● **WRITTEN TASK**
Take down each entry exactly as written.

___ DATASET ENTRIES ___

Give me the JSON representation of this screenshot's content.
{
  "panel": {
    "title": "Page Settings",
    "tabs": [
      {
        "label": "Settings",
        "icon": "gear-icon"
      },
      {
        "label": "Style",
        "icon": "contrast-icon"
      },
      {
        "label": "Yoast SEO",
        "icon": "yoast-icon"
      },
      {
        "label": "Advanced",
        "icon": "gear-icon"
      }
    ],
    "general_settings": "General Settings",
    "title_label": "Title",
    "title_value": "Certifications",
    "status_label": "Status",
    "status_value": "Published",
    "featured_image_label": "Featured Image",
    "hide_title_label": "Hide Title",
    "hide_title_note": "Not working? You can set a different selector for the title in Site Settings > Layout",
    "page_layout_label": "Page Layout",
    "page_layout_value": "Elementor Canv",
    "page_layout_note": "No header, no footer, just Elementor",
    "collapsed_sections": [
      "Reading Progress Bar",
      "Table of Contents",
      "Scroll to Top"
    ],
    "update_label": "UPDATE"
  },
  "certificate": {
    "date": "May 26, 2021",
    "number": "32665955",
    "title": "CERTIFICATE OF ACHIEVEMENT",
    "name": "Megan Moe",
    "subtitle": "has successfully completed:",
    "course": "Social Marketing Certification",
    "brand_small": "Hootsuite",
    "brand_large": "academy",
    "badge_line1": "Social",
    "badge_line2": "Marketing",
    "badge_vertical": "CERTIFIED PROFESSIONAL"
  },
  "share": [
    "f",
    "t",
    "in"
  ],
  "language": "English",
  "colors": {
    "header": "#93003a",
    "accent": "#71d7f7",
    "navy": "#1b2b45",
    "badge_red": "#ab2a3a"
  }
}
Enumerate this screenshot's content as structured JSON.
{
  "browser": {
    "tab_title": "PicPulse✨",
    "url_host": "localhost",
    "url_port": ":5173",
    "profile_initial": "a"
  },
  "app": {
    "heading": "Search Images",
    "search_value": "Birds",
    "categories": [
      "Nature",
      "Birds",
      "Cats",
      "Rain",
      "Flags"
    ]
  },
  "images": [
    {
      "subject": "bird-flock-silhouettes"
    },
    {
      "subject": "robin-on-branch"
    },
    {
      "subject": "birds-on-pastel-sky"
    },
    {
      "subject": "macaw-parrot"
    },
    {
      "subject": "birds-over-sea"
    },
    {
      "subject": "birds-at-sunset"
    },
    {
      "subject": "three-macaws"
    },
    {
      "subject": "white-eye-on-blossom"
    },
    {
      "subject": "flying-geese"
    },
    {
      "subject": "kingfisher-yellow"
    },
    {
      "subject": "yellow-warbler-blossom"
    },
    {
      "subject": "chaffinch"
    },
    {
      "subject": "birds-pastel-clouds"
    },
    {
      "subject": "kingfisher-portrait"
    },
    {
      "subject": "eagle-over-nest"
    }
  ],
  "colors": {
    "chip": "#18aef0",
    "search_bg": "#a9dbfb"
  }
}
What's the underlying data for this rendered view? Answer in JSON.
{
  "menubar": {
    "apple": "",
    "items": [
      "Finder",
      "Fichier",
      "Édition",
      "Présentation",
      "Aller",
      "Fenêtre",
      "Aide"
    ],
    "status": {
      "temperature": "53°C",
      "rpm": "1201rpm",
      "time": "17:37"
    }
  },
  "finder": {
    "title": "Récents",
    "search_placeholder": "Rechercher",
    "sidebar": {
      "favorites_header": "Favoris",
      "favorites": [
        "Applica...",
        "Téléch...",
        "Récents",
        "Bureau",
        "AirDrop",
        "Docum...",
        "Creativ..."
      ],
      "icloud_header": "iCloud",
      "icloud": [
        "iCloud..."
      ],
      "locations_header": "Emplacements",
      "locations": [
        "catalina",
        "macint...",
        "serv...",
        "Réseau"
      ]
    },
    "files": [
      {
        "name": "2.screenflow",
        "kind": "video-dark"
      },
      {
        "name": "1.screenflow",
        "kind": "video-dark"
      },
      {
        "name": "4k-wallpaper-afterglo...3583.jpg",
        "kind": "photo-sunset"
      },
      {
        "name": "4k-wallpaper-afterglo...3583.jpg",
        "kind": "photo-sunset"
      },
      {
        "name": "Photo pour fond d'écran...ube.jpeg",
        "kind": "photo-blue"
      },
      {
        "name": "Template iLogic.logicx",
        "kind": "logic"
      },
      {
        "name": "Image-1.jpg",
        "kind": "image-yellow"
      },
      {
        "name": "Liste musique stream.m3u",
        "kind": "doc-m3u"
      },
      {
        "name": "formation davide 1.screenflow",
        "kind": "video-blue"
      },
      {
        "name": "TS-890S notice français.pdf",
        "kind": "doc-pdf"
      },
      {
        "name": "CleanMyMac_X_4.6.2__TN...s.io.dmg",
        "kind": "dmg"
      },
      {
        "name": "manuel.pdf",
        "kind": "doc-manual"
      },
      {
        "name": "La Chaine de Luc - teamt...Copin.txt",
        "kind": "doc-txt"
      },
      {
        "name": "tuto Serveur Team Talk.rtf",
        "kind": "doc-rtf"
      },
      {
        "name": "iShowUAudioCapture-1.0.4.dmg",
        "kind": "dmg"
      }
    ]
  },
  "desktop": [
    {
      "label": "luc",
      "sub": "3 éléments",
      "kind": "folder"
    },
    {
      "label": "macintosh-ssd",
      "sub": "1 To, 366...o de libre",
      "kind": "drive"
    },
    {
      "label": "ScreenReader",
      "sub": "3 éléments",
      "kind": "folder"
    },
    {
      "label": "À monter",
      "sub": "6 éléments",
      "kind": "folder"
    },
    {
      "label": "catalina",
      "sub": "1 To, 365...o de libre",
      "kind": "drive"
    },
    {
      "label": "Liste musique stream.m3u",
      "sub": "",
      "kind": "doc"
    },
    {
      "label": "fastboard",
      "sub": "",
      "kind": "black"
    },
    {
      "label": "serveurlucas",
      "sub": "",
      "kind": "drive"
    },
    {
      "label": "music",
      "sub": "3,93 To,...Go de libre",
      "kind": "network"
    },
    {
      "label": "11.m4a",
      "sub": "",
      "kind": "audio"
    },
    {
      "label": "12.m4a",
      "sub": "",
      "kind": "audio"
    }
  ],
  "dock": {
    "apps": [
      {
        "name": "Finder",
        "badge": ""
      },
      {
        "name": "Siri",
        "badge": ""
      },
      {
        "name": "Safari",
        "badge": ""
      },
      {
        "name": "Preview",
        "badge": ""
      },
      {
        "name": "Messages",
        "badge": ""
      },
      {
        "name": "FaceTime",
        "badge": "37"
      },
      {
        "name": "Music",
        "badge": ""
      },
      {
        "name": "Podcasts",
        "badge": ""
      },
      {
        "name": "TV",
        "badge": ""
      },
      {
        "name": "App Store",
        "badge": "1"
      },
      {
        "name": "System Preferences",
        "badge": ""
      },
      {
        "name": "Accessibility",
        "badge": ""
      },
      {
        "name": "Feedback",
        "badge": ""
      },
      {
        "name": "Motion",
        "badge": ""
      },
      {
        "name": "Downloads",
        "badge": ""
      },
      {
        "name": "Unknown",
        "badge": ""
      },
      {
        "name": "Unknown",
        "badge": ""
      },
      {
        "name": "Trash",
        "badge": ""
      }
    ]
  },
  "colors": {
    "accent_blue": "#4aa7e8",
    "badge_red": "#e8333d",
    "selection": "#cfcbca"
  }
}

___

● **ANSWER FOR THIS EXERCISE**
Give me the JSON representation of this screenshot's content.
{
  "panel": {
    "title": "Page Settings",
    "tabs": [
      {
        "label": "Settings",
        "icon": "gear-icon"
      },
      {
        "label": "Style",
        "icon": "contrast-icon"
      },
      {
        "label": "Yoast SEO",
        "icon": "yoast-icon"
      },
      {
        "label": "Advanced",
        "icon": "gear-icon"
      }
    ],
    "general_settings": "General Settings",
    "title_label": "Title",
    "title_value": "Certifications",
    "status_label": "Status",
    "status_value": "Published",
    "featured_image_label": "Featured Image",
    "hide_title_label": "Hide Title",
    "hide_title_note": "Not working? You can set a different selector for the title in Site Settings > Layout",
    "page_layout_label": "Page Layout",
    "page_layout_value": "Elementor Canv",
    "page_layout_note": "No header, no footer, just Elementor",
    "collapsed_sections": [
      "Reading Progress Bar",
      "Table of Contents",
      "Scroll to Top"
    ],
    "update_label": "UPDATE"
  },
  "certificate": {
    "date": "May 26, 2021",
    "number": "32665955",
    "title": "CERTIFICATE OF ACHIEVEMENT",
    "name": "Megan Moe",
    "subtitle": "has successfully completed:",
    "course": "Social Marketing Certification",
    "brand_small": "Hootsuite",
    "brand_large": "academy",
    "badge_line1": "Social",
    "badge_line2": "Marketing",
    "badge_vertical": "CERTIFIED PROFESSIONAL"
  },
  "share": [
    "f",
    "t",
    "in"
  ],
  "language": "English",
  "colors": {
    "header": "#93003a",
    "accent": "#71d7f7",
    "navy": "#1b2b45",
    "badge_red": "#ab2a3a"
  }
}
Enumerate this screenshot's content as structured JSON.
{
  "browser": {
    "tab_title": "PicPulse✨",
    "url_host": "localhost",
    "url_port": ":5173",
    "profile_initial": "a"
  },
  "app": {
    "heading": "Search Images",
    "search_value": "Birds",
    "categories": [
      "Nature",
      "Birds",
      "Cats",
      "Rain",
      "Flags"
    ]
  },
  "images": [
    {
      "subject": "bird-flock-silhouettes"
    },
    {
      "subject": "robin-on-branch"
    },
    {
      "subject": "birds-on-pastel-sky"
    },
    {
      "subject": "macaw-parrot"
    },
    {
      "subject": "birds-over-sea"
    },
    {
      "subject": "birds-at-sunset"
    },
    {
      "subject": "three-macaws"
    },
    {
      "subject": "white-eye-on-blossom"
    },
    {
      "subject": "flying-geese"
    },
    {
      "subject": "kingfisher-yellow"
    },
    {
      "subject": "yellow-warbler-blossom"
    },
    {
      "subject": "chaffinch"
    },
    {
      "subject": "birds-pastel-clouds"
    },
    {
      "subject": "kingfisher-portrait"
    },
    {
      "subject": "eagle-over-nest"
    }
  ],
  "colors": {
    "chip": "#18aef0",
    "search_bg": "#a9dbfb"
  }
}
What's the underlying data for this rendered view? Answer in JSON.
{
  "menubar": {
    "apple": "",
    "items": [
      "Finder",
      "Fichier",
      "Édition",
      "Présentation",
      "Aller",
      "Fenêtre",
      "Aide"
    ],
    "status": {
      "temperature": "53°C",
      "rpm": "1201rpm",
      "time": "17:37"
    }
  },
  "finder": {
    "title": "Récents",
    "search_placeholder": "Rechercher",
    "sidebar": {
      "favorites_header": "Favoris",
      "favorites": [
        "Applica...",
        "Téléch...",
        "Récents",
        "Bureau",
        "AirDrop",
        "Docum...",
        "Creativ..."
      ],
      "icloud_header": "iCloud",
      "icloud": [
        "iCloud..."
      ],
      "locations_header": "Emplacements",
      "locations": [
        "catalina",
        "macint...",
        "serv...",
        "Réseau"
      ]
    },
    "files": [
      {
        "name": "2.screenflow",
        "kind": "video-dark"
      },
      {
        "name": "1.screenflow",
        "kind": "video-dark"
      },
      {
        "name": "4k-wallpaper-afterglo...3583.jpg",
        "kind": "photo-sunset"
      },
      {
        "name": "4k-wallpaper-afterglo...3583.jpg",
        "kind": "photo-sunset"
      },
      {
        "name": "Photo pour fond d'écran...ube.jpeg",
        "kind": "photo-blue"
      },
      {
        "name": "Template iLogic.logicx",
        "kind": "logic"
      },
      {
        "name": "Image-1.jpg",
        "kind": "image-yellow"
      },
      {
        "name": "Liste musique stream.m3u",
        "kind": "doc-m3u"
      },
      {
        "name": "formation davide 1.screenflow",
        "kind": "video-blue"
      },
      {
        "name": "TS-890S notice français.pdf",
        "kind": "doc-pdf"
      },
      {
        "name": "CleanMyMac_X_4.6.2__TN...s.io.dmg",
        "kind": "dmg"
      },
      {
        "name": "manuel.pdf",
        "kind": "doc-manual"
      },
      {
        "name": "La Chaine de Luc - teamt...Copin.txt",
        "kind": "doc-txt"
      },
      {
        "name": "tuto Serveur Team Talk.rtf",
        "kind": "doc-rtf"
      },
      {
        "name": "iShowUAudioCapture-1.0.4.dmg",
        "kind": "dmg"
      }
    ]
  },
  "desktop": [
    {
      "label": "luc",
      "sub": "3 éléments",
      "kind": "folder"
    },
    {
      "label": "macintosh-ssd",
      "sub": "1 To, 366...o de libre",
      "kind": "drive"
    },
    {
      "label": "ScreenReader",
      "sub": "3 éléments",
      "kind": "folder"
    },
    {
      "label": "À monter",
      "sub": "6 éléments",
      "kind": "folder"
    },
    {
      "label": "catalina",
      "sub": "1 To, 365...o de libre",
      "kind": "drive"
    },
    {
      "label": "Liste musique stream.m3u",
      "sub": "",
      "kind": "doc"
    },
    {
      "label": "fastboard",
      "sub": "",
      "kind": "black"
    },
    {
      "label": "serveurlucas",
      "sub": "",
      "kind": "drive"
    },
    {
      "label": "music",
      "sub": "3,93 To,...Go de libre",
      "kind": "network"
    },
    {
      "label": "11.m4a",
      "sub": "",
      "kind": "audio"
    },
    {
      "label": "12.m4a",
      "sub": "",
      "kind": "audio"
    }
  ],
  "dock": {
    "apps": [
      {
        "name": "Finder",
        "badge": ""
      },
      {
        "name": "Siri",
        "badge": ""
      },
      {
        "name": "Safari",
        "badge": ""
      },
      {
        "name": "Preview",
        "badge": ""
      },
      {
        "name": "Messages",
        "badge": ""
      },
      {
        "name": "FaceTime",
        "badge": "37"
      },
      {
        "name": "Music",
        "badge": ""
      },
      {
        "name": "Podcasts",
        "badge": ""
      },
      {
        "name": "TV",
        "badge": ""
      },
      {
        "name": "App Store",
        "badge": "1"
      },
      {
        "name": "System Preferences",
        "badge": ""
      },
      {
        "name": "Accessibility",
        "badge": ""
      },
      {
        "name": "Feedback",
        "badge": ""
      },
      {
        "name": "Motion",
        "badge": ""
      },
      {
        "name": "Downloads",
        "badge": ""
      },
      {
        "name": "Unknown",
        "badge": ""
      },
      {
        "name": "Unknown",
        "badge": ""
      },
      {
        "name": "Trash",
        "badge": ""
      }
    ]
  },
  "colors": {
    "accent_blue": "#4aa7e8",
    "badge_red": "#e8333d",
    "selection": "#cfcbca"
  }
}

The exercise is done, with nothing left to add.